_WHAT TO WORK ON_
Find the word "sobre" in the data. Return every line where it appears.

++++ RECORDED INFORMATION ++++

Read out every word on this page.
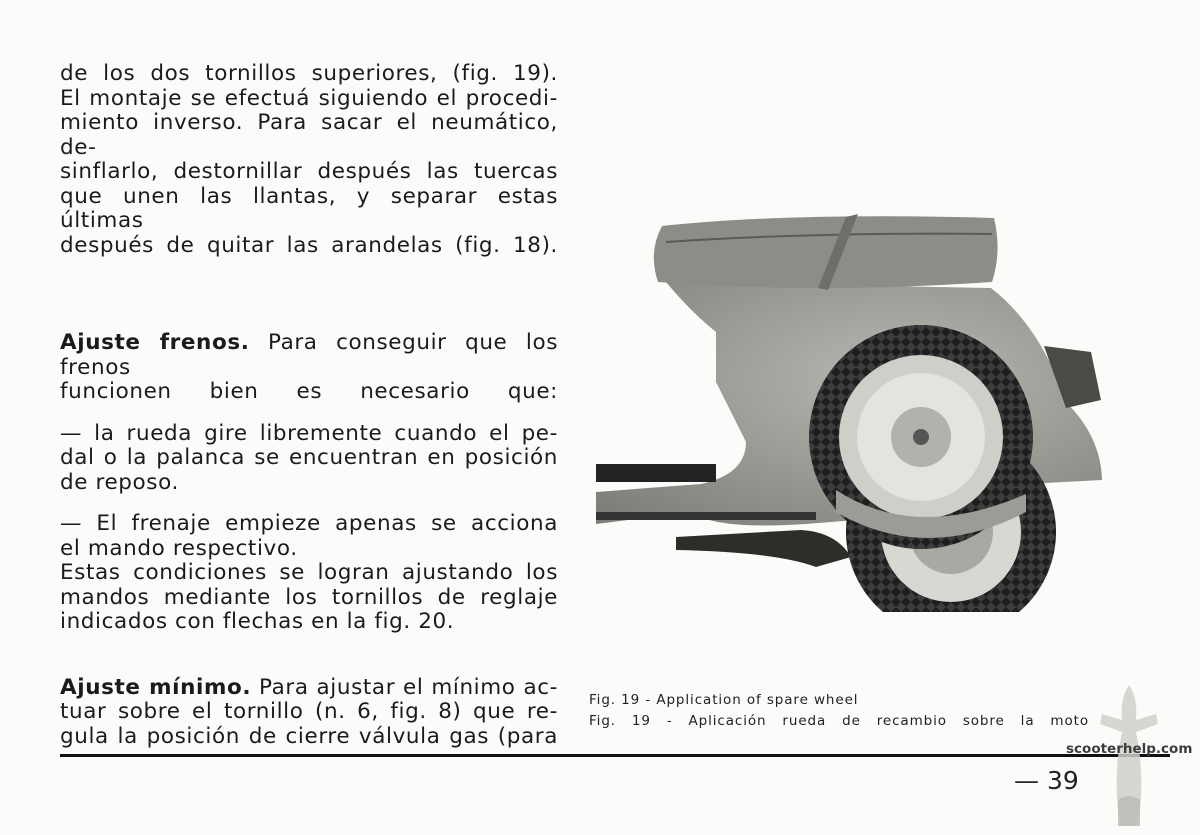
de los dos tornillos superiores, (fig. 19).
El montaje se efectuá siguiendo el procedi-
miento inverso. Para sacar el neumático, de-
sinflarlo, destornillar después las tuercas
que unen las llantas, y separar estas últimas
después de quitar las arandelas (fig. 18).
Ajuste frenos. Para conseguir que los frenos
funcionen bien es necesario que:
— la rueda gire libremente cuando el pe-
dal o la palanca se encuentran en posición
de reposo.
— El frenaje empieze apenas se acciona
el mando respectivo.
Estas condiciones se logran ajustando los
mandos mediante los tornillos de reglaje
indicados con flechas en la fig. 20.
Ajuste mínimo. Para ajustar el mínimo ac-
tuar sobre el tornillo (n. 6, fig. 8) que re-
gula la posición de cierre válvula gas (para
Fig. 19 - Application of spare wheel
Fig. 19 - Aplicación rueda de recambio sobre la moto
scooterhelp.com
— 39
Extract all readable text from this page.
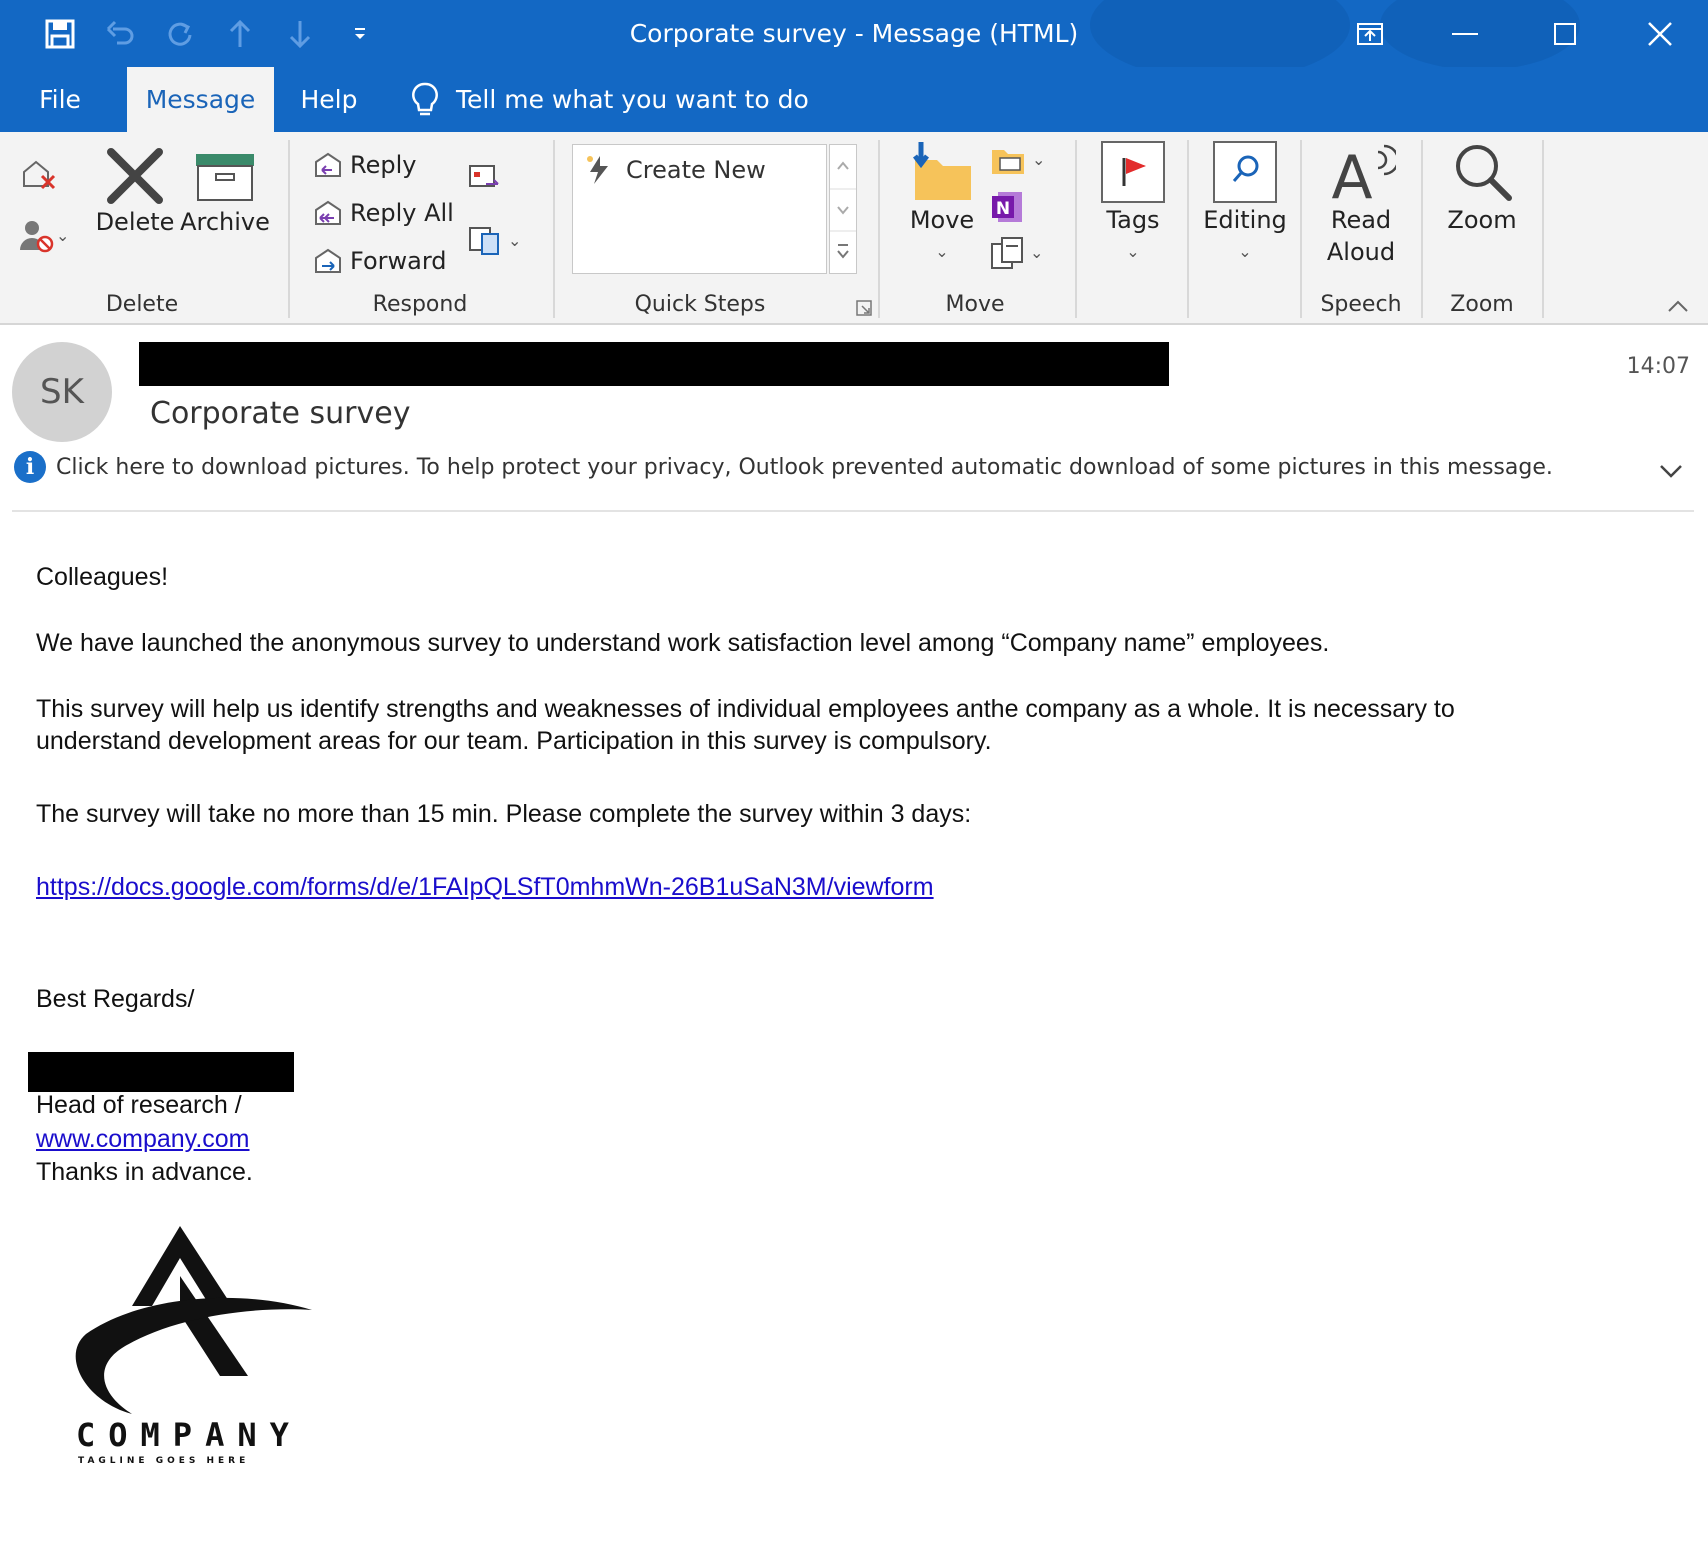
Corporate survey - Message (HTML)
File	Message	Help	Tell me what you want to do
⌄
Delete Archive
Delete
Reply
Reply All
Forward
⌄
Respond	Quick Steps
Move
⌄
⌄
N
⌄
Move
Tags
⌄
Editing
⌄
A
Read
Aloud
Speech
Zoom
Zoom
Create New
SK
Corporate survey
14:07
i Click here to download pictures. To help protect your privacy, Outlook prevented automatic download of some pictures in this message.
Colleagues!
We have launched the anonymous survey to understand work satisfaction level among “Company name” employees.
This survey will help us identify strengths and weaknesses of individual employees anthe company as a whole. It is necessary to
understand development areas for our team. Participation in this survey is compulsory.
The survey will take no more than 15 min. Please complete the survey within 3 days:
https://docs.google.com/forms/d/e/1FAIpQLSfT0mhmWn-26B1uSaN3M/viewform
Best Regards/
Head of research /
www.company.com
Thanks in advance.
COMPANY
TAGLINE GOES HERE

++++

_EXERCISE SOLUTION_
tuar sobre el tornillo (n. 6, fig. 8) que re-
Fig. 19 - Aplicación rueda de recambio sobre la moto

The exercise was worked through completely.